__What is asked__.
Print the records below word for word, but leave out the pictures.

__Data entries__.
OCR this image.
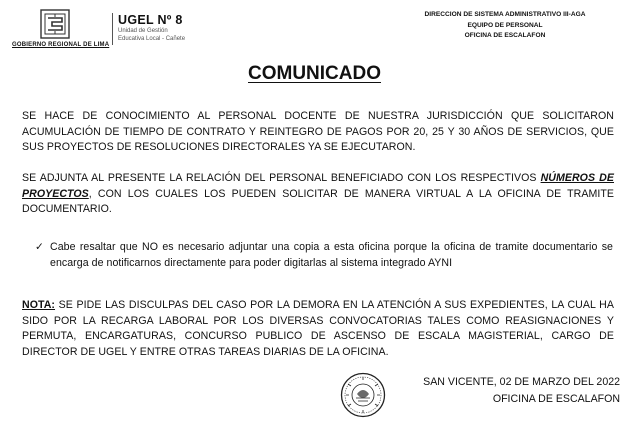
GOBIERNO REGIONAL DE LIMA
UGEL Nº 8
Unidad de Gestión
Educativa Local - Cañete
DIRECCION DE SISTEMA ADMINISTRATIVO III-AGA
EQUIPO DE PERSONAL
OFICINA DE ESCALAFON
COMUNICADO
SE HACE DE CONOCIMIENTO AL PERSONAL DOCENTE DE NUESTRA JURISDICCIÓN QUE SOLICITARON ACUMULACIÓN DE TIEMPO DE CONTRATO Y REINTEGRO DE PAGOS POR 20, 25 Y 30 AÑOS DE SERVICIOS, QUE SUS PROYECTOS DE RESOLUCIONES DIRECTORALES YA SE EJECUTARON.
SE ADJUNTA AL PRESENTE LA RELACIÓN DEL PERSONAL BENEFICIADO CON LOS RESPECTIVOS NÚMEROS DE PROYECTOS, CON LOS CUALES LOS PUEDEN SOLICITAR DE MANERA VIRTUAL A LA OFICINA DE TRAMITE DOCUMENTARIO.
✓ Cabe resaltar que NO es necesario adjuntar una copia a esta oficina porque la oficina de tramite documentario se encarga de notificarnos directamente para poder digitarlas al sistema integrado AYNI
NOTA: SE PIDE LAS DISCULPAS DEL CASO POR LA DEMORA EN LA ATENCIÓN A SUS EXPEDIENTES, LA CUAL HA SIDO POR LA RECARGA LABORAL POR LOS DIVERSAS CONVOCATORIAS TALES COMO REASIGNACIONES Y PERMUTA, ENCARGATURAS, CONCURSO PUBLICO DE ASCENSO DE ESCALA MAGISTERIAL, CARGO DE DIRECTOR DE UGEL Y ENTRE OTRAS TAREAS DIARIAS DE LA OFICINA.
SAN VICENTE, 02 DE MARZO DEL 2022
OFICINA DE ESCALAFON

__Reply__.
OCR this image.
GOBIERNO REGIONAL DE LIMA
UGEL Nº 8
Unidad de Gestión
Educativa Local - Cañete
DIRECCION DE SISTEMA ADMINISTRATIVO III-AGA
EQUIPO DE PERSONAL
OFICINA DE ESCALAFON
COMUNICADO
SE HACE DE CONOCIMIENTO AL PERSONAL DOCENTE DE NUESTRA JURISDICCIÓN QUE SOLICITARON ACUMULACIÓN DE TIEMPO DE CONTRATO Y REINTEGRO DE PAGOS POR 20, 25 Y 30 AÑOS DE SERVICIOS, QUE SUS PROYECTOS DE RESOLUCIONES DIRECTORALES YA SE EJECUTARON.
SE ADJUNTA AL PRESENTE LA RELACIÓN DEL PERSONAL BENEFICIADO CON LOS RESPECTIVOS NÚMEROS DE PROYECTOS, CON LOS CUALES LOS PUEDEN SOLICITAR DE MANERA VIRTUAL A LA OFICINA DE TRAMITE DOCUMENTARIO.
✓ Cabe resaltar que NO es necesario adjuntar una copia a esta oficina porque la oficina de tramite documentario se encarga de notificarnos directamente para poder digitarlas al sistema integrado AYNI
NOTA: SE PIDE LAS DISCULPAS DEL CASO POR LA DEMORA EN LA ATENCIÓN A SUS EXPEDIENTES, LA CUAL HA SIDO POR LA RECARGA LABORAL POR LOS DIVERSAS CONVOCATORIAS TALES COMO REASIGNACIONES Y PERMUTA, ENCARGATURAS, CONCURSO PUBLICO DE ASCENSO DE ESCALA MAGISTERIAL, CARGO DE DIRECTOR DE UGEL Y ENTRE OTRAS TAREAS DIARIAS DE LA OFICINA.
SAN VICENTE, 02 DE MARZO DEL 2022
OFICINA DE ESCALAFON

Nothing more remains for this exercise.